Task instructions:
Repeat every line below exactly, word for word.

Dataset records

======

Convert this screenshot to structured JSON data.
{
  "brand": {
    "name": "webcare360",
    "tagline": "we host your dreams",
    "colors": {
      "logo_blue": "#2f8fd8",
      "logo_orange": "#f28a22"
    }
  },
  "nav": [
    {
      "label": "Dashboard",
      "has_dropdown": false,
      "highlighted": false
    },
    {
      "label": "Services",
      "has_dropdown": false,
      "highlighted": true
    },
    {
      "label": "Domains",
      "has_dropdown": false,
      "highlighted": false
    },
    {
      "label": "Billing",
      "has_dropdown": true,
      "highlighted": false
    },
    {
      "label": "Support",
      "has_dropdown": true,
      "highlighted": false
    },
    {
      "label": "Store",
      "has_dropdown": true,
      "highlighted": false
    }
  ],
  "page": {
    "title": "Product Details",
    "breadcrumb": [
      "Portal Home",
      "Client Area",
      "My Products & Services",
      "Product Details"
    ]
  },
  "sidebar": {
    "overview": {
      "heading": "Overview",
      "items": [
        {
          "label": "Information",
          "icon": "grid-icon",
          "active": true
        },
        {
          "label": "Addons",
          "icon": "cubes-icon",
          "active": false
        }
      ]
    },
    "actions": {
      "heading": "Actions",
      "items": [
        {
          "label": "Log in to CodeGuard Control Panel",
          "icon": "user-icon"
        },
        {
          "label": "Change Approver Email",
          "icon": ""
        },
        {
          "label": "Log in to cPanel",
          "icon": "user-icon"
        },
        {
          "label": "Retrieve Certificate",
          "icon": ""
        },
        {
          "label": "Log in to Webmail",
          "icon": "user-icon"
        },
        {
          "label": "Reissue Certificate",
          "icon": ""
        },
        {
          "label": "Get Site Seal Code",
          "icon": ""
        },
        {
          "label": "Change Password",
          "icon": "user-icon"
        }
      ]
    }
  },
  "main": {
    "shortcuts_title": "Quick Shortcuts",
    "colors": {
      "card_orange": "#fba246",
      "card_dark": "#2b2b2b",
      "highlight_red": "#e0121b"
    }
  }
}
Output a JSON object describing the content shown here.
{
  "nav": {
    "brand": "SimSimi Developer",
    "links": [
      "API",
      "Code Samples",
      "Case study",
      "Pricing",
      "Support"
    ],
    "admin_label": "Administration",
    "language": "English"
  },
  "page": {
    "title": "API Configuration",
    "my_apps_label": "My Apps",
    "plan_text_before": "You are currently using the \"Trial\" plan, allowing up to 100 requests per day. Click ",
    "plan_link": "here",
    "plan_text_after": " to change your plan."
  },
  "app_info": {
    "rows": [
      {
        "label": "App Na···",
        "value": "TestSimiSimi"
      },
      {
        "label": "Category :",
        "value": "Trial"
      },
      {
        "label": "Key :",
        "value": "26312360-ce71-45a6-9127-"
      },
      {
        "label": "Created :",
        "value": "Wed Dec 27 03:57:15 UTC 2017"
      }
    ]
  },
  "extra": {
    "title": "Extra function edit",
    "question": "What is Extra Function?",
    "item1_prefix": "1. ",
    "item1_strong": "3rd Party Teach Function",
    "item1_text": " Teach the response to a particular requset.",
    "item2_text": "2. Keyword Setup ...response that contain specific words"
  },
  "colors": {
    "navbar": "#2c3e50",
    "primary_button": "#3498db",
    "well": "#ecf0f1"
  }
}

======

Correct answer:
Convert this screenshot to structured JSON data.
{
  "brand": {
    "name": "webcare360",
    "tagline": "we host your dreams",
    "colors": {
      "logo_blue": "#2f8fd8",
      "logo_orange": "#f28a22"
    }
  },
  "nav": [
    {
      "label": "Dashboard",
      "has_dropdown": false,
      "highlighted": false
    },
    {
      "label": "Services",
      "has_dropdown": false,
      "highlighted": true
    },
    {
      "label": "Domains",
      "has_dropdown": false,
      "highlighted": false
    },
    {
      "label": "Billing",
      "has_dropdown": true,
      "highlighted": false
    },
    {
      "label": "Support",
      "has_dropdown": true,
      "highlighted": false
    },
    {
      "label": "Store",
      "has_dropdown": true,
      "highlighted": false
    }
  ],
  "page": {
    "title": "Product Details",
    "breadcrumb": [
      "Portal Home",
      "Client Area",
      "My Products & Services",
      "Product Details"
    ]
  },
  "sidebar": {
    "overview": {
      "heading": "Overview",
      "items": [
        {
          "label": "Information",
          "icon": "grid-icon",
          "active": true
        },
        {
          "label": "Addons",
          "icon": "cubes-icon",
          "active": false
        }
      ]
    },
    "actions": {
      "heading": "Actions",
      "items": [
        {
          "label": "Log in to CodeGuard Control Panel",
          "icon": "user-icon"
        },
        {
          "label": "Change Approver Email",
          "icon": ""
        },
        {
          "label": "Log in to cPanel",
          "icon": "user-icon"
        },
        {
          "label": "Retrieve Certificate",
          "icon": ""
        },
        {
          "label": "Log in to Webmail",
          "icon": "user-icon"
        },
        {
          "label": "Reissue Certificate",
          "icon": ""
        },
        {
          "label": "Get Site Seal Code",
          "icon": ""
        },
        {
          "label": "Change Password",
          "icon": "user-icon"
        }
      ]
    }
  },
  "main": {
    "shortcuts_title": "Quick Shortcuts",
    "colors": {
      "card_orange": "#fba246",
      "card_dark": "#2b2b2b",
      "highlight_red": "#e0121b"
    }
  }
}
Output a JSON object describing the content shown here.
{
  "nav": {
    "brand": "SimSimi Developer",
    "links": [
      "API",
      "Code Samples",
      "Case study",
      "Pricing",
      "Support"
    ],
    "admin_label": "Administration",
    "language": "English"
  },
  "page": {
    "title": "API Configuration",
    "my_apps_label": "My Apps",
    "plan_text_before": "You are currently using the \"Trial\" plan, allowing up to 100 requests per day. Click ",
    "plan_link": "here",
    "plan_text_after": " to change your plan."
  },
  "app_info": {
    "rows": [
      {
        "label": "App Na···",
        "value": "TestSimiSimi"
      },
      {
        "label": "Category :",
        "value": "Trial"
      },
      {
        "label": "Key :",
        "value": "26312360-ce71-45a6-9127-"
      },
      {
        "label": "Created :",
        "value": "Wed Dec 27 03:57:15 UTC 2017"
      }
    ]
  },
  "extra": {
    "title": "Extra function edit",
    "question": "What is Extra Function?",
    "item1_prefix": "1. ",
    "item1_strong": "3rd Party Teach Function",
    "item1_text": " Teach the response to a particular requset.",
    "item2_text": "2. Keyword Setup ...response that contain specific words"
  },
  "colors": {
    "navbar": "#2c3e50",
    "primary_button": "#3498db",
    "well": "#ecf0f1"
  }
}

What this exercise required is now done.